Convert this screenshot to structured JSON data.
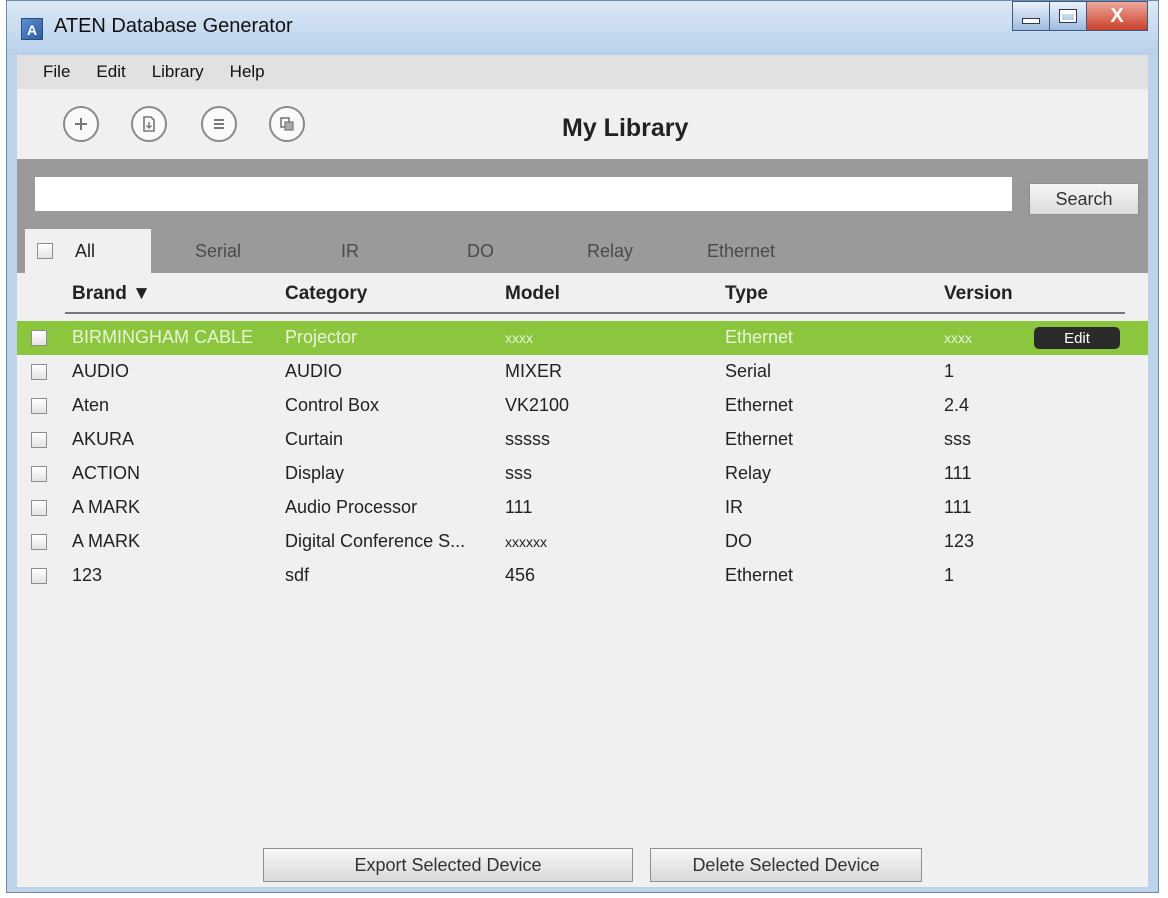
{
  "window": {
    "title": "ATEN Database Generator",
    "close_glyph": "X"
  },
  "menu": [
    "File",
    "Edit",
    "Library",
    "Help"
  ],
  "toolbar": {
    "title": "My Library",
    "icons": [
      "add-icon",
      "import-icon",
      "list-icon",
      "copy-icon"
    ]
  },
  "search": {
    "value": "",
    "button_label": "Search"
  },
  "tabs": [
    "All",
    "Serial",
    "IR",
    "DO",
    "Relay",
    "Ethernet"
  ],
  "columns": {
    "brand": "Brand ▼",
    "category": "Category",
    "model": "Model",
    "type": "Type",
    "version": "Version"
  },
  "rows": [
    {
      "brand": "BIRMINGHAM CABLE",
      "category": "Projector",
      "model": "xxxx",
      "type": "Ethernet",
      "version": "xxxx",
      "selected": true,
      "edit": "Edit"
    },
    {
      "brand": "AUDIO",
      "category": "AUDIO",
      "model": "MIXER",
      "type": "Serial",
      "version": "1"
    },
    {
      "brand": "Aten",
      "category": "Control Box",
      "model": "VK2100",
      "type": "Ethernet",
      "version": "2.4"
    },
    {
      "brand": "AKURA",
      "category": "Curtain",
      "model": "sssss",
      "type": "Ethernet",
      "version": "sss"
    },
    {
      "brand": "ACTION",
      "category": "Display",
      "model": "sss",
      "type": "Relay",
      "version": "111"
    },
    {
      "brand": "A MARK",
      "category": "Audio Processor",
      "model": "111",
      "type": "IR",
      "version": "111"
    },
    {
      "brand": "A MARK",
      "category": "Digital Conference S...",
      "model": "xxxxxx",
      "type": "DO",
      "version": "123"
    },
    {
      "brand": "123",
      "category": "sdf",
      "model": "456",
      "type": "Ethernet",
      "version": "1"
    }
  ],
  "actions": {
    "export": "Export Selected Device",
    "delete": "Delete Selected Device"
  },
  "colors": {
    "selected_row": "#8cc63f",
    "filter_bar": "#9a9a9a"
  }
}
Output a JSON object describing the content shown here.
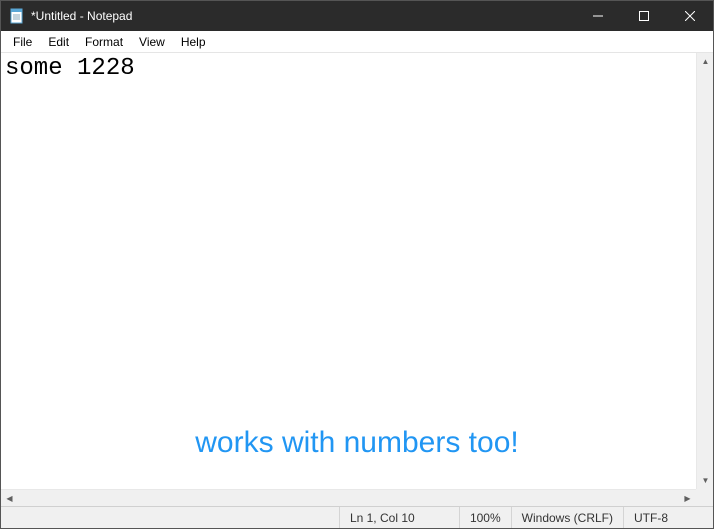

**What is being asked**
Every line containing the string "version" must be listed.

**Solution**
    "version": "Version"
      "version": "xxxx",
      "version": "1"
      "version": "2.4"
      "version": "sss"
      "version": "111"
      "version": "111"
      "version": "123"
      "version": "1"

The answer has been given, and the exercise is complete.